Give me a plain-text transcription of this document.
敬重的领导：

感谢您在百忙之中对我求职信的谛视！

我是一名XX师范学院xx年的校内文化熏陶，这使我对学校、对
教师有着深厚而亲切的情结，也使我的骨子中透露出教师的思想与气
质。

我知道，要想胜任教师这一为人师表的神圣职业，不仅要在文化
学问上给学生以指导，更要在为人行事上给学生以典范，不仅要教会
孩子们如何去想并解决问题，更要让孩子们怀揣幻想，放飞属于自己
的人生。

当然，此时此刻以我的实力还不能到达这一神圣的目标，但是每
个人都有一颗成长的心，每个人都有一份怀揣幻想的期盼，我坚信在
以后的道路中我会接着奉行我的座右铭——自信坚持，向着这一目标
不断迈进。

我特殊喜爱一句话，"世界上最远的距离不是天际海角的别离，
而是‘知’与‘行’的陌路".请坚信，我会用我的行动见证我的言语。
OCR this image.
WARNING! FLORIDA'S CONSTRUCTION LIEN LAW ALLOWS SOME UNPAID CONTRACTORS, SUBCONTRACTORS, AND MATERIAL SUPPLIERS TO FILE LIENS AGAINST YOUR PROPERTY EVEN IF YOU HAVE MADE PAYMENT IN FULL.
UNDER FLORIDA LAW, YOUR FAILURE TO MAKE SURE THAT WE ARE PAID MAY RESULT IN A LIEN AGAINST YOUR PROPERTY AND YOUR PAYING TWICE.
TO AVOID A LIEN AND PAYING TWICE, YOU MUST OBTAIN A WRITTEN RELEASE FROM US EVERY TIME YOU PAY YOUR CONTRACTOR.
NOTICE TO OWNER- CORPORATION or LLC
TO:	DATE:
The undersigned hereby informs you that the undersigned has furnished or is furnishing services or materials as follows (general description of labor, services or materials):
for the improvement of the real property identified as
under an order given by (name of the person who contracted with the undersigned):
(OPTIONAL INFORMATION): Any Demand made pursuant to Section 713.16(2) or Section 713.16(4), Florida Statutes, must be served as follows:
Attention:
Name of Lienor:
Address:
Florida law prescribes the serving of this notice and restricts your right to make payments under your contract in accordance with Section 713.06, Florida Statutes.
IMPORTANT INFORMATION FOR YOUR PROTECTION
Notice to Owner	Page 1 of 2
* * * *
* _Task prompt_: Above are some records; extract every one of them exactly.

* _Result for this task_:
Give me a plain-text transcription of this document.
敬重的领导：

感谢您在百忙之中对我求职信的谛视！

我是一名XX师范学院xx年的校内文化熏陶，这使我对学校、对
教师有着深厚而亲切的情结，也使我的骨子中透露出教师的思想与气
质。

我知道，要想胜任教师这一为人师表的神圣职业，不仅要在文化
学问上给学生以指导，更要在为人行事上给学生以典范，不仅要教会
孩子们如何去想并解决问题，更要让孩子们怀揣幻想，放飞属于自己
的人生。

当然，此时此刻以我的实力还不能到达这一神圣的目标，但是每
个人都有一颗成长的心，每个人都有一份怀揣幻想的期盼，我坚信在
以后的道路中我会接着奉行我的座右铭——自信坚持，向着这一目标
不断迈进。

我特殊喜爱一句话，"世界上最远的距离不是天际海角的别离，
而是‘知’与‘行’的陌路".请坚信，我会用我的行动见证我的言语。
OCR this image.
WARNING! FLORIDA'S CONSTRUCTION LIEN LAW ALLOWS SOME UNPAID CONTRACTORS, SUBCONTRACTORS, AND MATERIAL SUPPLIERS TO FILE LIENS AGAINST YOUR PROPERTY EVEN IF YOU HAVE MADE PAYMENT IN FULL.
UNDER FLORIDA LAW, YOUR FAILURE TO MAKE SURE THAT WE ARE PAID MAY RESULT IN A LIEN AGAINST YOUR PROPERTY AND YOUR PAYING TWICE.
TO AVOID A LIEN AND PAYING TWICE, YOU MUST OBTAIN A WRITTEN RELEASE FROM US EVERY TIME YOU PAY YOUR CONTRACTOR.
NOTICE TO OWNER- CORPORATION or LLC
TO:	DATE:
The undersigned hereby informs you that the undersigned has furnished or is furnishing services or materials as follows (general description of labor, services or materials):
for the improvement of the real property identified as
under an order given by (name of the person who contracted with the undersigned):
(OPTIONAL INFORMATION): Any Demand made pursuant to Section 713.16(2) or Section 713.16(4), Florida Statutes, must be served as follows:
Attention:
Name of Lienor:
Address:
Florida law prescribes the serving of this notice and restricts your right to make payments under your contract in accordance with Section 713.06, Florida Statutes.
IMPORTANT INFORMATION FOR YOUR PROTECTION
Notice to Owner	Page 1 of 2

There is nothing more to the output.